Reproduce the listing exactly, with no pictures in your copy.

################

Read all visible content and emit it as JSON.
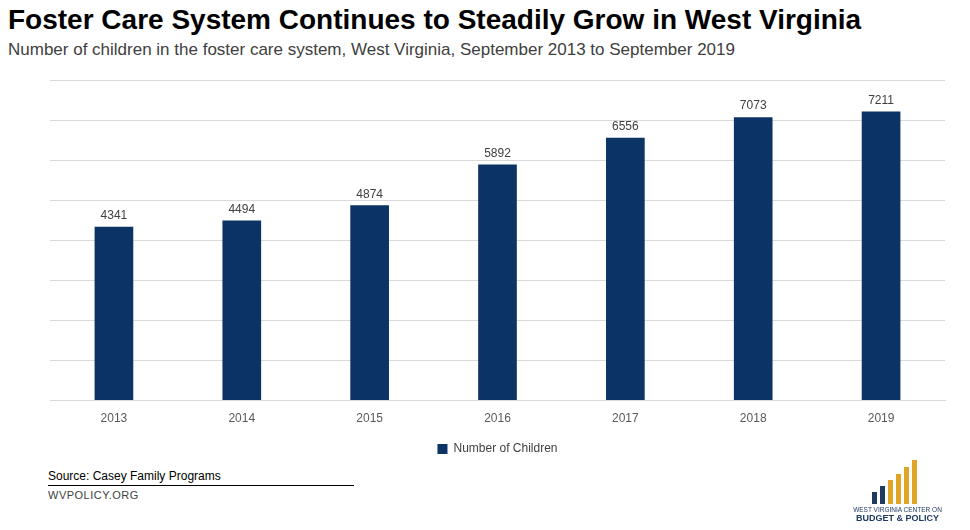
{
  "chart_data": {
    "type": "bar",
    "title": "Foster Care System Continues to Steadily Grow in West Virginia",
    "subtitle": "Number of children in the foster care system, West Virginia, September 2013 to September 2019",
    "categories": [
      "2013",
      "2014",
      "2015",
      "2016",
      "2017",
      "2018",
      "2019"
    ],
    "series": [
      {
        "name": "Number of Children",
        "color": "#0b3364",
        "values": [
          4341,
          4494,
          4874,
          5892,
          6556,
          7073,
          7211
        ]
      }
    ],
    "ylim": [
      0,
      8000
    ],
    "yticks": [
      0,
      1000,
      2000,
      3000,
      4000,
      5000,
      6000,
      7000,
      8000
    ],
    "grid": true,
    "legend": "bottom",
    "data_labels": true,
    "tick_labels": "x",
    "source": "Source: Casey Family Programs",
    "annotations": [
      "WVPOLICY.ORG",
      "WEST VIRGINIA CENTER ON",
      "BUDGET & POLICY"
    ]
  }
}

################

Worked solution |
Read all visible content and emit it as JSON.
{
  "chart_data": {
    "type": "bar",
    "title": "Foster Care System Continues to Steadily Grow in West Virginia",
    "subtitle": "Number of children in the foster care system, West Virginia, September 2013 to September 2019",
    "categories": [
      "2013",
      "2014",
      "2015",
      "2016",
      "2017",
      "2018",
      "2019"
    ],
    "series": [
      {
        "name": "Number of Children",
        "color": "#0b3364",
        "values": [
          4341,
          4494,
          4874,
          5892,
          6556,
          7073,
          7211
        ]
      }
    ],
    "ylim": [
      0,
      8000
    ],
    "yticks": [
      0,
      1000,
      2000,
      3000,
      4000,
      5000,
      6000,
      7000,
      8000
    ],
    "grid": true,
    "legend": "bottom",
    "data_labels": true,
    "tick_labels": "x",
    "source": "Source: Casey Family Programs",
    "annotations": [
      "WVPOLICY.ORG",
      "WEST VIRGINIA CENTER ON",
      "BUDGET & POLICY"
    ]
  }
}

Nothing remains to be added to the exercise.